| Data for processing |
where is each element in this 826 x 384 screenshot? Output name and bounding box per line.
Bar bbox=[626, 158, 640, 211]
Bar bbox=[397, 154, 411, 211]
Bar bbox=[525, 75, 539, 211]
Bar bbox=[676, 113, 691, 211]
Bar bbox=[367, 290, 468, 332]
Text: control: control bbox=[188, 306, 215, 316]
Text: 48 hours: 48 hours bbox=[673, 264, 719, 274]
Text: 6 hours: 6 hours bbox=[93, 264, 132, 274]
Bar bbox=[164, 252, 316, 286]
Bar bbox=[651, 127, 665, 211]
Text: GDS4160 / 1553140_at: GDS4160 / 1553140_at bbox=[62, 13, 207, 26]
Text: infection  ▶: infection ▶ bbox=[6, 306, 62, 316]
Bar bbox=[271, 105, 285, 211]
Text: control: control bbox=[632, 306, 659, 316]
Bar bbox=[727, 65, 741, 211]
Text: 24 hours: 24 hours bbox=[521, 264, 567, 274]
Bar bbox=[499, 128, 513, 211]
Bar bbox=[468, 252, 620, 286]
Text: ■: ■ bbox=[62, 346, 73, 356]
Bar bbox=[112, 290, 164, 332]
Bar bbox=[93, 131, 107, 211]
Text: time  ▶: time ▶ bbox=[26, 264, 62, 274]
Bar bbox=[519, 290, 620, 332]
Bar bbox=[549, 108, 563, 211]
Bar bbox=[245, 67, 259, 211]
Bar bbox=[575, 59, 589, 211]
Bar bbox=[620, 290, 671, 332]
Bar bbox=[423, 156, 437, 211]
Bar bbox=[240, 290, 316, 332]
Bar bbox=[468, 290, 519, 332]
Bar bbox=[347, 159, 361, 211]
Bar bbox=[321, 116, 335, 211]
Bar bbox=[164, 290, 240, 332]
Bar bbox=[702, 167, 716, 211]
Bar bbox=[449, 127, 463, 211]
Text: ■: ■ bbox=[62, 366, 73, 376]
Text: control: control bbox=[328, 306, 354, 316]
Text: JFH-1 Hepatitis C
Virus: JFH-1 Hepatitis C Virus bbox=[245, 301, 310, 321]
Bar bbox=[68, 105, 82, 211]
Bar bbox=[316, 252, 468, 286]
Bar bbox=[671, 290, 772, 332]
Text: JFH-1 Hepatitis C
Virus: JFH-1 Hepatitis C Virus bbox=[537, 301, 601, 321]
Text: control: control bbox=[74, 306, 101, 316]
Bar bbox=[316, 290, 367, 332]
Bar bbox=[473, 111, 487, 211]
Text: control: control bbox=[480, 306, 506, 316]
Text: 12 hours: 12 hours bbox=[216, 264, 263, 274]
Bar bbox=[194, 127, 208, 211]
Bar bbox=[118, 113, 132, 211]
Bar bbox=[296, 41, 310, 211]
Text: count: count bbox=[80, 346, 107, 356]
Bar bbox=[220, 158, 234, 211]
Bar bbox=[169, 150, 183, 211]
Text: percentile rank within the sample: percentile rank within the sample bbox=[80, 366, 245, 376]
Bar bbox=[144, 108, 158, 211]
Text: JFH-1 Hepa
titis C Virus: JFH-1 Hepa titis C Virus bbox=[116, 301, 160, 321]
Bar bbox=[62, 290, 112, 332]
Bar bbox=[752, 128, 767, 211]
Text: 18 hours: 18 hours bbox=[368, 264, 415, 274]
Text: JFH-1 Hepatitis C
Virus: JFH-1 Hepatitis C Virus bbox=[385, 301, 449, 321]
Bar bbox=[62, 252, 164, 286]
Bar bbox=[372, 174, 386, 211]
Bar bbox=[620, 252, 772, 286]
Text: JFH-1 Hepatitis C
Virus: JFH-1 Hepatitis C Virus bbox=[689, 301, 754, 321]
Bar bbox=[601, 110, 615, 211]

| What is needed |
All records shown above are to be repeated exactly.

| Solution for this exercise |
where is each element in this 826 x 384 screenshot? Output name and bounding box per line.
Bar bbox=[626, 158, 640, 211]
Bar bbox=[397, 154, 411, 211]
Bar bbox=[525, 75, 539, 211]
Bar bbox=[676, 113, 691, 211]
Bar bbox=[367, 290, 468, 332]
Text: control: control bbox=[188, 306, 215, 316]
Text: 48 hours: 48 hours bbox=[673, 264, 719, 274]
Text: 6 hours: 6 hours bbox=[93, 264, 132, 274]
Bar bbox=[164, 252, 316, 286]
Bar bbox=[651, 127, 665, 211]
Text: GDS4160 / 1553140_at: GDS4160 / 1553140_at bbox=[62, 13, 207, 26]
Text: infection  ▶: infection ▶ bbox=[6, 306, 62, 316]
Bar bbox=[271, 105, 285, 211]
Text: control: control bbox=[632, 306, 659, 316]
Bar bbox=[727, 65, 741, 211]
Text: 24 hours: 24 hours bbox=[521, 264, 567, 274]
Bar bbox=[499, 128, 513, 211]
Bar bbox=[468, 252, 620, 286]
Text: ■: ■ bbox=[62, 346, 73, 356]
Bar bbox=[112, 290, 164, 332]
Bar bbox=[93, 131, 107, 211]
Text: time  ▶: time ▶ bbox=[26, 264, 62, 274]
Bar bbox=[519, 290, 620, 332]
Bar bbox=[549, 108, 563, 211]
Bar bbox=[245, 67, 259, 211]
Bar bbox=[575, 59, 589, 211]
Bar bbox=[620, 290, 671, 332]
Bar bbox=[423, 156, 437, 211]
Bar bbox=[240, 290, 316, 332]
Bar bbox=[468, 290, 519, 332]
Bar bbox=[347, 159, 361, 211]
Bar bbox=[321, 116, 335, 211]
Bar bbox=[164, 290, 240, 332]
Bar bbox=[702, 167, 716, 211]
Bar bbox=[449, 127, 463, 211]
Text: ■: ■ bbox=[62, 366, 73, 376]
Text: control: control bbox=[328, 306, 354, 316]
Text: JFH-1 Hepatitis C
Virus: JFH-1 Hepatitis C Virus bbox=[245, 301, 310, 321]
Bar bbox=[68, 105, 82, 211]
Bar bbox=[316, 252, 468, 286]
Bar bbox=[671, 290, 772, 332]
Text: JFH-1 Hepatitis C
Virus: JFH-1 Hepatitis C Virus bbox=[537, 301, 601, 321]
Text: control: control bbox=[74, 306, 101, 316]
Bar bbox=[316, 290, 367, 332]
Bar bbox=[473, 111, 487, 211]
Text: control: control bbox=[480, 306, 506, 316]
Text: 12 hours: 12 hours bbox=[216, 264, 263, 274]
Bar bbox=[194, 127, 208, 211]
Bar bbox=[118, 113, 132, 211]
Bar bbox=[296, 41, 310, 211]
Text: count: count bbox=[80, 346, 107, 356]
Bar bbox=[220, 158, 234, 211]
Bar bbox=[169, 150, 183, 211]
Text: percentile rank within the sample: percentile rank within the sample bbox=[80, 366, 245, 376]
Bar bbox=[144, 108, 158, 211]
Text: JFH-1 Hepa
titis C Virus: JFH-1 Hepa titis C Virus bbox=[116, 301, 160, 321]
Bar bbox=[62, 290, 112, 332]
Bar bbox=[752, 128, 767, 211]
Text: 18 hours: 18 hours bbox=[368, 264, 415, 274]
Text: JFH-1 Hepatitis C
Virus: JFH-1 Hepatitis C Virus bbox=[385, 301, 449, 321]
Bar bbox=[62, 252, 164, 286]
Bar bbox=[372, 174, 386, 211]
Bar bbox=[620, 252, 772, 286]
Text: JFH-1 Hepatitis C
Virus: JFH-1 Hepatitis C Virus bbox=[689, 301, 754, 321]
Bar bbox=[601, 110, 615, 211]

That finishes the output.